— start RECORDED INFORMATION —
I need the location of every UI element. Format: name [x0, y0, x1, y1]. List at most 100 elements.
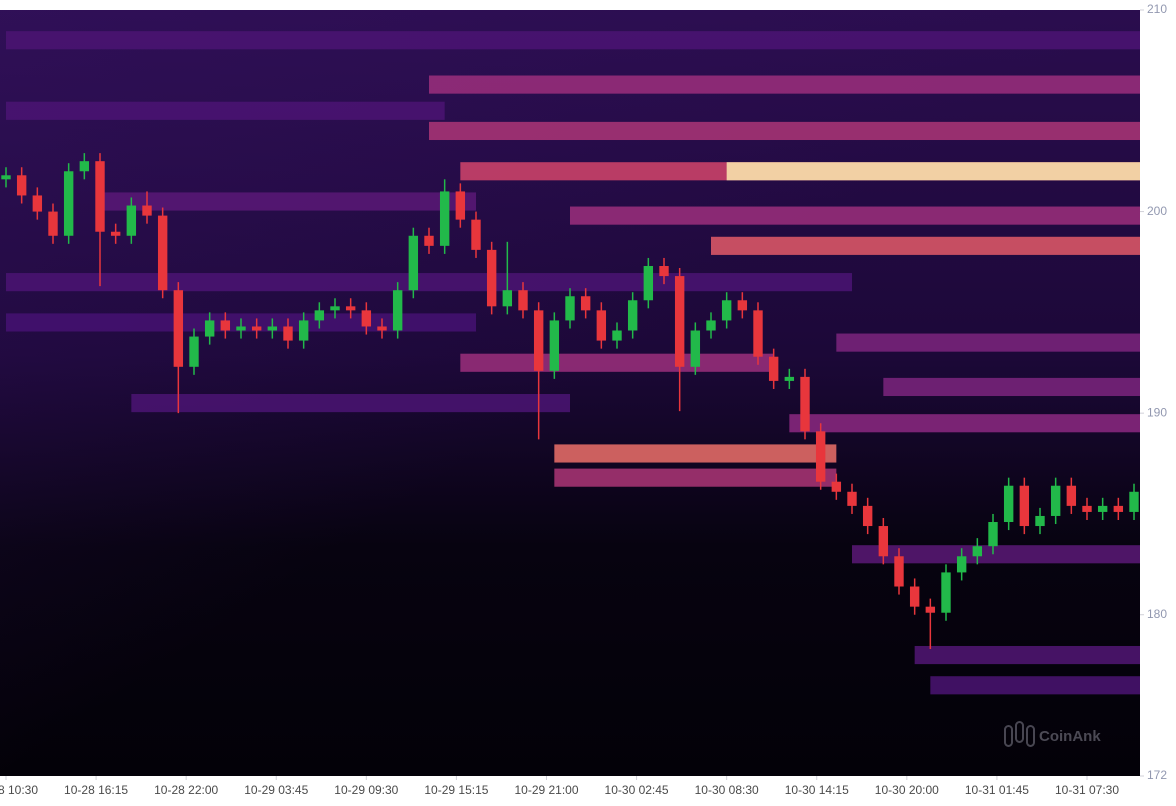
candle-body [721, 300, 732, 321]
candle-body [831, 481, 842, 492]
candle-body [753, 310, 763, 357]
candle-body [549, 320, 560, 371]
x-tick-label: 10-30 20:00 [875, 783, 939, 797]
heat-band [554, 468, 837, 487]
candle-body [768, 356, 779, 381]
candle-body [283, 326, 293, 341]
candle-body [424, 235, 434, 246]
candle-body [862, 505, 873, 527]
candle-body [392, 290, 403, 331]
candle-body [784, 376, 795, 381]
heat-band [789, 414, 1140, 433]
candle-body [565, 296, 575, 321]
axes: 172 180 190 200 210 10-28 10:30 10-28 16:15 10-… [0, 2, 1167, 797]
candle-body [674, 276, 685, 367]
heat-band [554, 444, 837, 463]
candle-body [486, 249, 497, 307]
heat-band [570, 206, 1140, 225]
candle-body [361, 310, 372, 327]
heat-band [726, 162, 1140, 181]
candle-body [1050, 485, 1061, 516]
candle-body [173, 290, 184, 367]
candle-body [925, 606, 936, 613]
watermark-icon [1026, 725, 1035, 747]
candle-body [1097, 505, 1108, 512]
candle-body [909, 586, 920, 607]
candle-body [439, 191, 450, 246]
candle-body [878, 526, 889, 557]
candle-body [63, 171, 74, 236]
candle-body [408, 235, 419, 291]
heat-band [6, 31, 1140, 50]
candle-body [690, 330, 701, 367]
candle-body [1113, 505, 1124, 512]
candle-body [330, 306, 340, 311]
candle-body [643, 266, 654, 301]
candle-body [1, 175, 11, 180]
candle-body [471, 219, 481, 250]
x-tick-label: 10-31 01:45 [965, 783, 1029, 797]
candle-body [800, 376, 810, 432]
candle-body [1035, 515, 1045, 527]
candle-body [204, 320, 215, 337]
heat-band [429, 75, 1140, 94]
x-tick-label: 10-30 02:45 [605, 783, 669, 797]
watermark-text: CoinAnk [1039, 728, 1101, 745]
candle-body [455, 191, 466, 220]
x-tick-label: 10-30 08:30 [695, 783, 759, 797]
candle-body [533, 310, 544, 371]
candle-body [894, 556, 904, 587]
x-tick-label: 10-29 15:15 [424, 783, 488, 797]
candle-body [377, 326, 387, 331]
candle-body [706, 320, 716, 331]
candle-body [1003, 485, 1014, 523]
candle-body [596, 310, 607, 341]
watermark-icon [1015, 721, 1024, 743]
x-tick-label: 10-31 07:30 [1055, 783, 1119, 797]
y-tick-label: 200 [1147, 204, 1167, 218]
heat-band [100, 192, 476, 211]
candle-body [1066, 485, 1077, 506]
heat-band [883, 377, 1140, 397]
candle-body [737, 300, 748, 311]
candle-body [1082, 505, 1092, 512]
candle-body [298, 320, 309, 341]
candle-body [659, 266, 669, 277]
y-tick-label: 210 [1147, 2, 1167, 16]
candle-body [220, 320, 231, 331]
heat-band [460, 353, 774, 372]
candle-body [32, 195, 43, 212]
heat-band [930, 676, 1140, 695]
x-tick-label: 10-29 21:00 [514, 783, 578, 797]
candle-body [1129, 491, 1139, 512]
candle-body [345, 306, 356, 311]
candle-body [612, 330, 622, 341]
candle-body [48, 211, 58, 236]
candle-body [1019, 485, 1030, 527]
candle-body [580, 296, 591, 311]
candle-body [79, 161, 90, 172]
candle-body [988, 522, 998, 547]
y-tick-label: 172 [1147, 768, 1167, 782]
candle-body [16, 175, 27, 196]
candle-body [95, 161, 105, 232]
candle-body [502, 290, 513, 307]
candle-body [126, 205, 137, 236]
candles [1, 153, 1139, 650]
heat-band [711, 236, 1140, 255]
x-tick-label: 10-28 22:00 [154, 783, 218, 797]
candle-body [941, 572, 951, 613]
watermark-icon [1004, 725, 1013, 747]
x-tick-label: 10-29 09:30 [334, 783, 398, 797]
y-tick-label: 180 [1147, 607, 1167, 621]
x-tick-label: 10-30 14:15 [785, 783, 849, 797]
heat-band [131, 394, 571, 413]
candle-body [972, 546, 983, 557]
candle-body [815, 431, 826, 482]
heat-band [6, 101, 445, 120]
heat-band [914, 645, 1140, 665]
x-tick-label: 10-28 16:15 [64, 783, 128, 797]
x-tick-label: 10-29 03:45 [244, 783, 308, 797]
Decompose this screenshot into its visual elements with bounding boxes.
— end RECORDED INFORMATION —
Put each line of the data above into a JSON list of strings, one string per line, with blank lines skipped. Leave out the picture markers.

[
  "I need the location of every UI element. Format: name [x0, y0, x1, y1]. List at most 100 elements.",
  "candle-body [721, 300, 732, 321]",
  "candle-body [831, 481, 842, 492]",
  "candle-body [753, 310, 763, 357]",
  "candle-body [549, 320, 560, 371]",
  "x-tick-label: 10-30 20:00 [875, 783, 939, 797]",
  "heat-band [554, 468, 837, 487]",
  "candle-body [768, 356, 779, 381]",
  "candle-body [283, 326, 293, 341]",
  "candle-body [424, 235, 434, 246]",
  "candle-body [862, 505, 873, 527]",
  "candle-body [392, 290, 403, 331]",
  "candle-body [784, 376, 795, 381]",
  "heat-band [789, 414, 1140, 433]",
  "candle-body [565, 296, 575, 321]",
  "axes: 172 180 190 200 210 10-28 10:30 10-28 16:15 10-… [0, 2, 1167, 797]",
  "candle-body [674, 276, 685, 367]",
  "heat-band [554, 444, 837, 463]",
  "candle-body [486, 249, 497, 307]",
  "heat-band [570, 206, 1140, 225]",
  "candle-body [361, 310, 372, 327]",
  "heat-band [726, 162, 1140, 181]",
  "candle-body [1050, 485, 1061, 516]",
  "candle-body [173, 290, 184, 367]",
  "candle-body [925, 606, 936, 613]",
  "watermark-icon [1026, 725, 1035, 747]",
  "candle-body [1097, 505, 1108, 512]",
  "candle-body [909, 586, 920, 607]",
  "candle-body [439, 191, 450, 246]",
  "candle-body [878, 526, 889, 557]",
  "candle-body [63, 171, 74, 236]",
  "candle-body [408, 235, 419, 291]",
  "heat-band [6, 31, 1140, 50]",
  "candle-body [690, 330, 701, 367]",
  "candle-body [1113, 505, 1124, 512]",
  "candle-body [330, 306, 340, 311]",
  "candle-body [643, 266, 654, 301]",
  "candle-body [1, 175, 11, 180]",
  "candle-body [471, 219, 481, 250]",
  "x-tick-label: 10-31 01:45 [965, 783, 1029, 797]",
  "candle-body [800, 376, 810, 432]",
  "candle-body [1035, 515, 1045, 527]",
  "candle-body [204, 320, 215, 337]",
  "heat-band [429, 75, 1140, 94]",
  "x-tick-label: 10-30 02:45 [605, 783, 669, 797]",
  "watermark-text: CoinAnk [1039, 728, 1101, 745]",
  "candle-body [455, 191, 466, 220]",
  "x-tick-label: 10-30 08:30 [695, 783, 759, 797]",
  "candle-body [533, 310, 544, 371]",
  "candle-body [894, 556, 904, 587]",
  "x-tick-label: 10-29 15:15 [424, 783, 488, 797]",
  "candle-body [377, 326, 387, 331]",
  "candle-body [706, 320, 716, 331]",
  "candle-body [1003, 485, 1014, 523]",
  "candle-body [596, 310, 607, 341]",
  "watermark-icon [1015, 721, 1024, 743]",
  "x-tick-label: 10-31 07:30 [1055, 783, 1119, 797]",
  "y-tick-label: 200 [1147, 204, 1167, 218]",
  "heat-band [100, 192, 476, 211]",
  "candle-body [1066, 485, 1077, 506]",
  "heat-band [883, 377, 1140, 397]",
  "candle-body [737, 300, 748, 311]",
  "candle-body [1082, 505, 1092, 512]",
  "candle-body [298, 320, 309, 341]",
  "candle-body [659, 266, 669, 277]",
  "y-tick-label: 210 [1147, 2, 1167, 16]",
  "candle-body [220, 320, 231, 331]",
  "heat-band [460, 353, 774, 372]",
  "candle-body [32, 195, 43, 212]",
  "heat-band [930, 676, 1140, 695]",
  "x-tick-label: 10-29 21:00 [514, 783, 578, 797]",
  "candle-body [1129, 491, 1139, 512]",
  "candle-body [345, 306, 356, 311]",
  "candle-body [612, 330, 622, 341]",
  "candle-body [48, 211, 58, 236]",
  "candle-body [1019, 485, 1030, 527]",
  "candle-body [580, 296, 591, 311]",
  "candle-body [79, 161, 90, 172]",
  "candle-body [988, 522, 998, 547]",
  "y-tick-label: 172 [1147, 768, 1167, 782]",
  "candle-body [16, 175, 27, 196]",
  "candle-body [95, 161, 105, 232]",
  "candle-body [502, 290, 513, 307]",
  "candle-body [126, 205, 137, 236]",
  "candles [1, 153, 1139, 650]",
  "heat-band [711, 236, 1140, 255]",
  "x-tick-label: 10-28 22:00 [154, 783, 218, 797]",
  "candle-body [941, 572, 951, 613]",
  "watermark-icon [1004, 725, 1013, 747]",
  "x-tick-label: 10-29 09:30 [334, 783, 398, 797]",
  "y-tick-label: 180 [1147, 607, 1167, 621]",
  "x-tick-label: 10-30 14:15 [785, 783, 849, 797]",
  "heat-band [131, 394, 571, 413]",
  "candle-body [972, 546, 983, 557]",
  "candle-body [815, 431, 826, 482]",
  "heat-band [6, 101, 445, 120]",
  "heat-band [914, 645, 1140, 665]",
  "x-tick-label: 10-28 16:15 [64, 783, 128, 797]",
  "x-tick-label: 10-29 03:45 [244, 783, 308, 797]",
  "Decompose this screenshot into its visual elements with bounding boxes."
]